MATERIAL SHOWN:
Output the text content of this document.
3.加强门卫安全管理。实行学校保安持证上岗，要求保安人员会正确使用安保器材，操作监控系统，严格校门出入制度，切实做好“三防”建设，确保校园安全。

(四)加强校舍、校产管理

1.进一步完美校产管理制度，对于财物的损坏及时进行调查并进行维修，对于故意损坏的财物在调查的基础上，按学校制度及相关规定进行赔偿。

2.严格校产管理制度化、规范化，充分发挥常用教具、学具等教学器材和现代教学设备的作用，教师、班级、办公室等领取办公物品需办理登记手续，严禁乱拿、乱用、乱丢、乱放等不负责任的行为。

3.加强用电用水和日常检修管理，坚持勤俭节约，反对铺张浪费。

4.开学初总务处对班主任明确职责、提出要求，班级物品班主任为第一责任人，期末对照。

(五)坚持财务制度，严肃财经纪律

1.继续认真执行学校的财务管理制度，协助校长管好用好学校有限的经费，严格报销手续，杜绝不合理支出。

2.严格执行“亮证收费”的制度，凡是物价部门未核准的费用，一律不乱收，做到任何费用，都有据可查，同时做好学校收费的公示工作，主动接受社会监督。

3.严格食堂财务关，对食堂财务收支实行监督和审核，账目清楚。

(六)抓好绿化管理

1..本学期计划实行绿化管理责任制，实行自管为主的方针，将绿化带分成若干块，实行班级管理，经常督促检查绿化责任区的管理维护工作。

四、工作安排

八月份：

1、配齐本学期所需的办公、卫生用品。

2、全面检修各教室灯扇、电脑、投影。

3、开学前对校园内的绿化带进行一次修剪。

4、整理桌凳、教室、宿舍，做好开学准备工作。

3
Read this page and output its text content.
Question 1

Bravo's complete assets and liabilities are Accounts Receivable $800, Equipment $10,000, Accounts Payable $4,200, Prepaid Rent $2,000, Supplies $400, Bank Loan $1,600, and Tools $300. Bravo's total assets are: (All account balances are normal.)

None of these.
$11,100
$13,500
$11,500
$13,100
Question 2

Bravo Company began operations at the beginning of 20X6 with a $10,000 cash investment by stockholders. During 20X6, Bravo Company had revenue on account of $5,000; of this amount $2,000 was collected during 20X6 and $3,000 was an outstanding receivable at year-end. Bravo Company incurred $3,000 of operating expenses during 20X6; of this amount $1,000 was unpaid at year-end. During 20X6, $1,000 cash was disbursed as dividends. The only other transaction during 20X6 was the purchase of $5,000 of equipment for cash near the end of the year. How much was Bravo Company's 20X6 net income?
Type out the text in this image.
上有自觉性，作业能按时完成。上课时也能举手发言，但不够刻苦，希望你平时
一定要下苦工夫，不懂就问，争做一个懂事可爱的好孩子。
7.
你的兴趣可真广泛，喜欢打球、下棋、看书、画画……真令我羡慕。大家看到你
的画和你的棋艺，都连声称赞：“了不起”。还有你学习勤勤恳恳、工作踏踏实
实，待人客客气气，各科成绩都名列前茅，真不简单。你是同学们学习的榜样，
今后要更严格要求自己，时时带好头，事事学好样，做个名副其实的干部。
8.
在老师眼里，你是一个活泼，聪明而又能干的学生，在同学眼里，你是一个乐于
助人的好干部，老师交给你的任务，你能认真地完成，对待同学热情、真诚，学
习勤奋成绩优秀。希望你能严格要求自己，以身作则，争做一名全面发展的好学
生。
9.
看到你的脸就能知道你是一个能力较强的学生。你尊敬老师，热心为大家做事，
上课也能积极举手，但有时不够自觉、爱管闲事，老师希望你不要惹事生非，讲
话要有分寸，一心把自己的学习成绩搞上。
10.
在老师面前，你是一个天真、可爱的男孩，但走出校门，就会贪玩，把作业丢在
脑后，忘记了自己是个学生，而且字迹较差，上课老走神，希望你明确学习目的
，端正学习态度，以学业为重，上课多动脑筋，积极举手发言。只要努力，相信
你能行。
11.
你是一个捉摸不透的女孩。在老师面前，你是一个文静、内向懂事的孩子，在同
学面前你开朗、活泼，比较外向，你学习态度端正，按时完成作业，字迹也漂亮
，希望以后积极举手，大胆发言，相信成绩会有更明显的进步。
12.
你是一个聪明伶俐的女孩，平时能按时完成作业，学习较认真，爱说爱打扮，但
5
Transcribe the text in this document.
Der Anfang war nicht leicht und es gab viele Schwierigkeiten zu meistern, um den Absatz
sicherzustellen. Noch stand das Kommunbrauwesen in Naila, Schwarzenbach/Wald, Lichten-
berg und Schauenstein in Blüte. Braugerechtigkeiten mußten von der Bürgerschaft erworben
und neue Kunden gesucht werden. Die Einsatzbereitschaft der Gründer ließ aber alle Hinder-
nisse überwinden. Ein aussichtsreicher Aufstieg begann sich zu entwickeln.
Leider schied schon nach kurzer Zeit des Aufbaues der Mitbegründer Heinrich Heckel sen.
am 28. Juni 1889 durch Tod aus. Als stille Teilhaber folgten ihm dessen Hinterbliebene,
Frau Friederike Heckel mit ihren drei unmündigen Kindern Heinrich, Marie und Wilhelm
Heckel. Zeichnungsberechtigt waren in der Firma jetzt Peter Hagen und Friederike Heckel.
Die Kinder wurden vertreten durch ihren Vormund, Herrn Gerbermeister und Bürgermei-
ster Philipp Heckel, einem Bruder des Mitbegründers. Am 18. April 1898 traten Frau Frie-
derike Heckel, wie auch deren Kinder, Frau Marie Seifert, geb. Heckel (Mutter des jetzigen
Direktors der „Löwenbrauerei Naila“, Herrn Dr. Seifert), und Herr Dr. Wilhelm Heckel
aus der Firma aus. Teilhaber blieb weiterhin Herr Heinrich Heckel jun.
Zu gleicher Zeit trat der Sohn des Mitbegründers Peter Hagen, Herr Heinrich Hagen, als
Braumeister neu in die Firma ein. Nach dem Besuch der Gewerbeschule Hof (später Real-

REQUIREMENT:
Could you give again exactly the lines from the line containing "Transcribe the text in this document." through the final line of the data above, and no others?

ANSWER TO THIS EXERCISE:
Transcribe the text in this document.
Der Anfang war nicht leicht und es gab viele Schwierigkeiten zu meistern, um den Absatz
sicherzustellen. Noch stand das Kommunbrauwesen in Naila, Schwarzenbach/Wald, Lichten-
berg und Schauenstein in Blüte. Braugerechtigkeiten mußten von der Bürgerschaft erworben
und neue Kunden gesucht werden. Die Einsatzbereitschaft der Gründer ließ aber alle Hinder-
nisse überwinden. Ein aussichtsreicher Aufstieg begann sich zu entwickeln.
Leider schied schon nach kurzer Zeit des Aufbaues der Mitbegründer Heinrich Heckel sen.
am 28. Juni 1889 durch Tod aus. Als stille Teilhaber folgten ihm dessen Hinterbliebene,
Frau Friederike Heckel mit ihren drei unmündigen Kindern Heinrich, Marie und Wilhelm
Heckel. Zeichnungsberechtigt waren in der Firma jetzt Peter Hagen und Friederike Heckel.
Die Kinder wurden vertreten durch ihren Vormund, Herrn Gerbermeister und Bürgermei-
ster Philipp Heckel, einem Bruder des Mitbegründers. Am 18. April 1898 traten Frau Frie-
derike Heckel, wie auch deren Kinder, Frau Marie Seifert, geb. Heckel (Mutter des jetzigen
Direktors der „Löwenbrauerei Naila“, Herrn Dr. Seifert), und Herr Dr. Wilhelm Heckel
aus der Firma aus. Teilhaber blieb weiterhin Herr Heinrich Heckel jun.
Zu gleicher Zeit trat der Sohn des Mitbegründers Peter Hagen, Herr Heinrich Hagen, als
Braumeister neu in die Firma ein. Nach dem Besuch der Gewerbeschule Hof (später Real-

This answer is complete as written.